Given exercise a:
In the records, take the lines between the one containing "For every button, label, input, icon, or" and the one containing "menu-item-name: 5. Tai", inclusive, and output them as a Markdown table with columns named Row and Line, leaving out any blank lines.

Extracted text start

Our text gives seven guidelines on restoring shalom to the community after property has been violated. After we briefly examine each guideline in its context, we’ll compare and contrast its application in the New Covenant community. In the end, we will discover what God considers to be our most precious possessions.
I. To Catch A Thief Exod 22:1-4

If a man steals an ox or a sheep and slaughters it or sells it, he shall pay five oxen for the ox and four sheep for the sheep. If the thief is caught while breaking in and is struck so that he dies, there will be no bloodguiltiness on his account. But if the sun has risen on him, there will be bloodguiltiness on his account. He shall surely make restitution; if he owns nothing, then he shall be sold for his theft. If what he stole is actually found alive in his possession, whether an ox or a donkey or a sheep, he shall pay double. (22:1-4 NASB)
Stealing farm animals in Israel’s agricultural economy was not what we might consider a misdemeanor or petty theft, but a serious felony, as animals like oxen and sheep represented the means of production. Because not all thefts were equal, restitution varied, depending on how opportunistic and successful the thief. The minimum payback was double the loss, so that the thief not only restored what he took, he also experienced the identical loss he had attempted to cause another. If he had made a whopping profit from the sale, then the payback increased to four or five times, representing the potential profit he had stolen from the owner. The greater amount for the ox reveals its greater value, as the ox was the backbone and engine of production of the family farm. Once a thief was caught, no court allowed him to make the excuse that he was unable to make restitution because he was destitute. The judge would simply say, “With your crafty mind and strong body, I hereby grant you a new job effective immediately. For the next term you’ll be working the victim’s farm until such time as the debt is paid in full. Case dismissed!”

Extracted text end
Data rows start

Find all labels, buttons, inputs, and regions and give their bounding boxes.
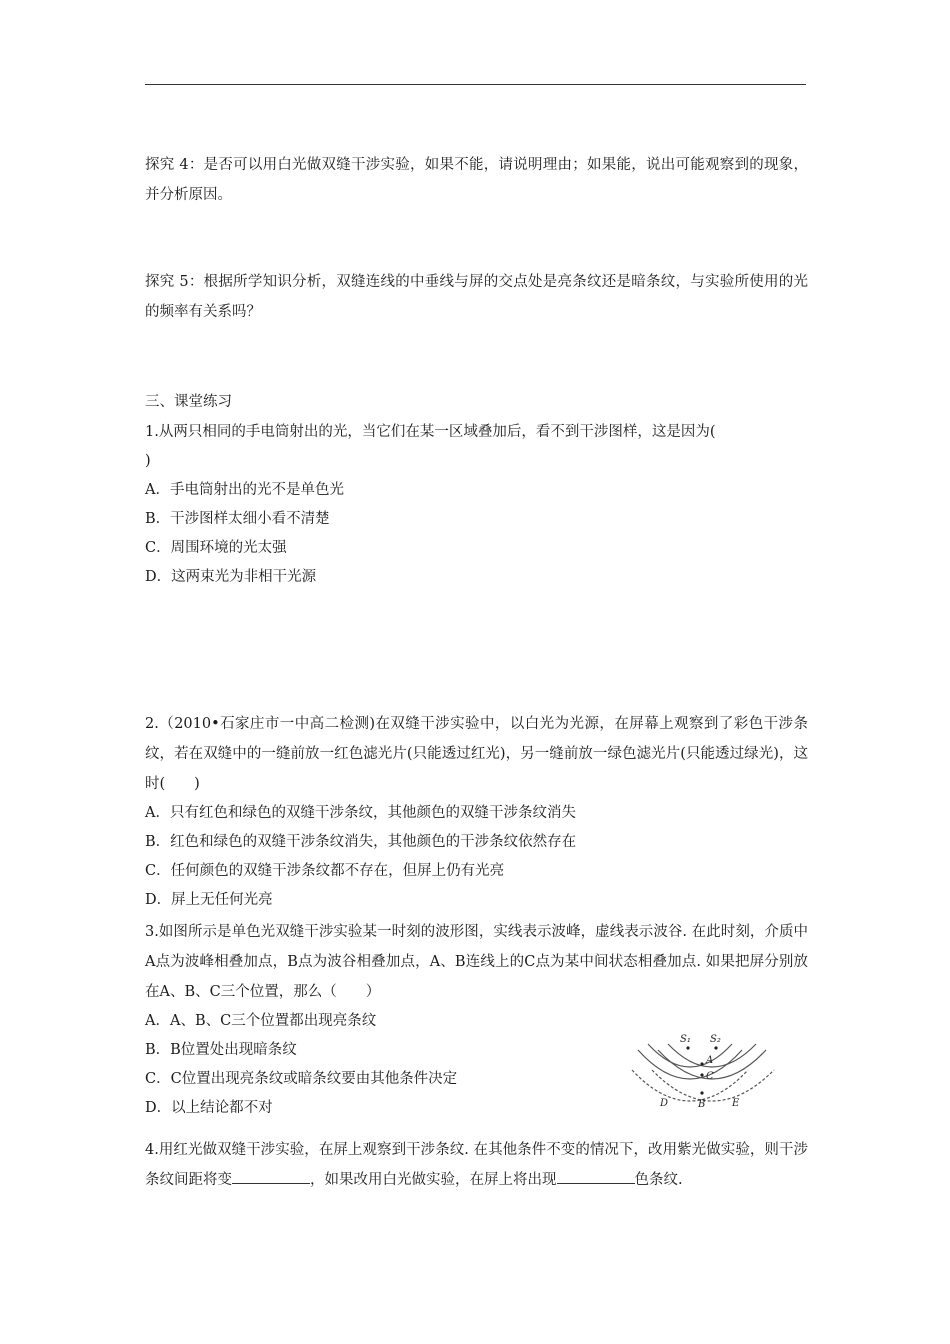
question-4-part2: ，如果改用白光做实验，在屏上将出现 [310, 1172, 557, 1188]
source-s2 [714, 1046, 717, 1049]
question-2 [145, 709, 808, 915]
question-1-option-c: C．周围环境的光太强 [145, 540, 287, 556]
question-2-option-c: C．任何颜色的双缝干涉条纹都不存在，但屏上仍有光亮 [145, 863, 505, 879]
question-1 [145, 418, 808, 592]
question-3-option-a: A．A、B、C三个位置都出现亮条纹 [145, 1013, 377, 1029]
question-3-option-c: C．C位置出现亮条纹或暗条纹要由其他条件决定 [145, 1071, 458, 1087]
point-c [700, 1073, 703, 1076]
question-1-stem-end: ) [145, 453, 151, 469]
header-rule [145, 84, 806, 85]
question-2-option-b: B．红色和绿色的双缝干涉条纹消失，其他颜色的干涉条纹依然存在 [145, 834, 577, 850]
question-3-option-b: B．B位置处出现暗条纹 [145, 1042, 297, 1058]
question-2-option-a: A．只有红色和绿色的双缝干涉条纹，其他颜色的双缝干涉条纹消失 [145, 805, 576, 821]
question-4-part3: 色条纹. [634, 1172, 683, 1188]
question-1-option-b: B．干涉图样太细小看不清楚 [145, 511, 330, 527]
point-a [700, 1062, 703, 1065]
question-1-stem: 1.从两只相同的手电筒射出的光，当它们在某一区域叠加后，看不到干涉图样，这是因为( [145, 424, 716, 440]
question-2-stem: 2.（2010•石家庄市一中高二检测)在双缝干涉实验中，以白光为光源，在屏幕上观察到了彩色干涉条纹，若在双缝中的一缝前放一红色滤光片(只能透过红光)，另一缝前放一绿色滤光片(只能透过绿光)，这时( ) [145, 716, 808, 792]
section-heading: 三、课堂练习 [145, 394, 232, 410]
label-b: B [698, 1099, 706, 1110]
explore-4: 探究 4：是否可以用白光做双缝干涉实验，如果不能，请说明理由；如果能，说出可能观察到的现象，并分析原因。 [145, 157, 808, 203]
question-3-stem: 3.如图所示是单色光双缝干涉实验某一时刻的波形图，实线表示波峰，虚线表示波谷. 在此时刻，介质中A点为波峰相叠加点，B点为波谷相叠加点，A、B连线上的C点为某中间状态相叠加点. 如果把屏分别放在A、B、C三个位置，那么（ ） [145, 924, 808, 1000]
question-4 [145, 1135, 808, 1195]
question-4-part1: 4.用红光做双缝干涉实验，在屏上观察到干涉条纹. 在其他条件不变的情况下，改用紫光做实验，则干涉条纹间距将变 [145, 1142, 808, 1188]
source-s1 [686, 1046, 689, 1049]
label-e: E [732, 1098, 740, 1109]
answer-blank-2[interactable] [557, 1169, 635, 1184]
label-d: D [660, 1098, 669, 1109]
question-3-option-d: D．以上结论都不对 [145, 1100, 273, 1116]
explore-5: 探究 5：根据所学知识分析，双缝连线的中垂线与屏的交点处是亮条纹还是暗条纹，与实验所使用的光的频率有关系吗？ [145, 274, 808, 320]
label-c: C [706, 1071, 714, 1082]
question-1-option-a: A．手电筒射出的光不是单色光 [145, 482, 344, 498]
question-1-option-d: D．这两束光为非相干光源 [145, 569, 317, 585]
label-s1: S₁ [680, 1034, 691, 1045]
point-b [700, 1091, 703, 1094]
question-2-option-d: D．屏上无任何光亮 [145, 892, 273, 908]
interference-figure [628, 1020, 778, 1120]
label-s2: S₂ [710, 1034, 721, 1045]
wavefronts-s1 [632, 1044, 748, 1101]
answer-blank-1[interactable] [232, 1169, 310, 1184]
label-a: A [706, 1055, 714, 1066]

Data rows end
Data rows start

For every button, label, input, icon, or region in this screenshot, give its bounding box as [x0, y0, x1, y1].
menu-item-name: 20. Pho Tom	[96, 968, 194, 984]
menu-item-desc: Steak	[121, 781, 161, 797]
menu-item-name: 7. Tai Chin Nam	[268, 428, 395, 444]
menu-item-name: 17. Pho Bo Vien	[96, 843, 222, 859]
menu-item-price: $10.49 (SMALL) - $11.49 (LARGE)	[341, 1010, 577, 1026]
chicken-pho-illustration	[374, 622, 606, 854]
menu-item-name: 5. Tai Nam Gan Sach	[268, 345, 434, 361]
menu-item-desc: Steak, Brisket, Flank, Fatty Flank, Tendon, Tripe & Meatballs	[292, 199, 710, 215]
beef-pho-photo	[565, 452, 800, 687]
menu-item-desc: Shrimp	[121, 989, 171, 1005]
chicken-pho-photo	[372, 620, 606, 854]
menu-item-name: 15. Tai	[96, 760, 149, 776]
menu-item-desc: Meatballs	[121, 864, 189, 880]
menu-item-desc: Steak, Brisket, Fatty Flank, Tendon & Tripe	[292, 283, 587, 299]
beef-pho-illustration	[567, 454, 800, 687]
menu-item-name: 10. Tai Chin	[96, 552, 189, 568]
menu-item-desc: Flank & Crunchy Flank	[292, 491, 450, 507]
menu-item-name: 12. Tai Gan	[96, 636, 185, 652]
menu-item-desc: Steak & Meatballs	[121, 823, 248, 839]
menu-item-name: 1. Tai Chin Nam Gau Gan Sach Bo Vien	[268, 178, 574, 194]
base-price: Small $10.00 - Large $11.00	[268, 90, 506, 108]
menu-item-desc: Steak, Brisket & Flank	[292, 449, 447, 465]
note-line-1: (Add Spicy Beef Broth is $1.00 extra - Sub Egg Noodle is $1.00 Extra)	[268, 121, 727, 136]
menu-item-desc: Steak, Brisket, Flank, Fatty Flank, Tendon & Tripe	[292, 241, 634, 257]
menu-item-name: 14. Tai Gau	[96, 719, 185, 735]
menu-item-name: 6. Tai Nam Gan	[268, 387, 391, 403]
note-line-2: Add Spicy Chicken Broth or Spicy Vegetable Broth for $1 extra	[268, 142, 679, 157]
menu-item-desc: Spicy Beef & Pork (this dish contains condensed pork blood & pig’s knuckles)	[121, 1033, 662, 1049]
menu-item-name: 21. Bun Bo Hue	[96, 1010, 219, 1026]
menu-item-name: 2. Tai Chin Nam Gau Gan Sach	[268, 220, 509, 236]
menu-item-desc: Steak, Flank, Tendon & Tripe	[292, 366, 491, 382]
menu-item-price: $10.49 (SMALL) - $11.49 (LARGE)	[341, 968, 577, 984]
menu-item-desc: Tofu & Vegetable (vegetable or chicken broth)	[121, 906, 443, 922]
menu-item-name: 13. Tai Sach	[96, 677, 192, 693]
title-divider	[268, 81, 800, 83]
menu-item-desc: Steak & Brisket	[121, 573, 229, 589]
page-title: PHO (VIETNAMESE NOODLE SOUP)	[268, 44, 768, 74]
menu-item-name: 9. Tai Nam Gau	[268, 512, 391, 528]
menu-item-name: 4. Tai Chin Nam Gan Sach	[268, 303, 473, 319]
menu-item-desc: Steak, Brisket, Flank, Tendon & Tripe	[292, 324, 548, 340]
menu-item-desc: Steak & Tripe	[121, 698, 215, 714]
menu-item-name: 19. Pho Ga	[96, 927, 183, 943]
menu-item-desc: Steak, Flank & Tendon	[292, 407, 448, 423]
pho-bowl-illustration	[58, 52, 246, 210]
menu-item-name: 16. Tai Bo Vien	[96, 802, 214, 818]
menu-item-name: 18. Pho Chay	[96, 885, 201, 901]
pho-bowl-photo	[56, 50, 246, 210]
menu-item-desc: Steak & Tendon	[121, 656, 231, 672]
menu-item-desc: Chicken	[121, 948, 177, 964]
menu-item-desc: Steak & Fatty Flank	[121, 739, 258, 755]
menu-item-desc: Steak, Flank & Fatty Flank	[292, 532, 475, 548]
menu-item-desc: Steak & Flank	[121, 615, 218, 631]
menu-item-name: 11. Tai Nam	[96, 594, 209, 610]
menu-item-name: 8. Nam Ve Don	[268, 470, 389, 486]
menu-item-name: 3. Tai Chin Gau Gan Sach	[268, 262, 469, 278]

Data rows end

Given exercise b:
Echo the passage on restitution for stolen property between "Our text gives" and "most precious possessions.", inclusive.

Output a:
| Row | Line |
|---|---|
| 1 | For every button, label, input, icon, or region in this screenshot, give its bounding box as [x0, y0, x1, y1]. |
| 2 | menu-item-name: 20. Pho Tom	[96, 968, 194, 984] |
| 3 | menu-item-desc: Steak	[121, 781, 161, 797] |
| 4 | menu-item-name: 7. Tai Chin Nam	[268, 428, 395, 444] |
| 5 | menu-item-name: 17. Pho Bo Vien	[96, 843, 222, 859] |
| 6 | menu-item-price: $10.49 (SMALL) - $11.49 (LARGE)	[341, 1010, 577, 1026] |
| 7 | chicken-pho-illustration	[374, 622, 606, 854] |
| 8 | menu-item-name: 5. Tai Nam Gan Sach	[268, 345, 434, 361] |

Output b:
Our text gives seven guidelines on restoring shalom to the community after property has been violated. After we briefly examine each guideline in its context, we’ll compare and contrast its application in the New Covenant community. In the end, we will discover what God considers to be our most precious possessions.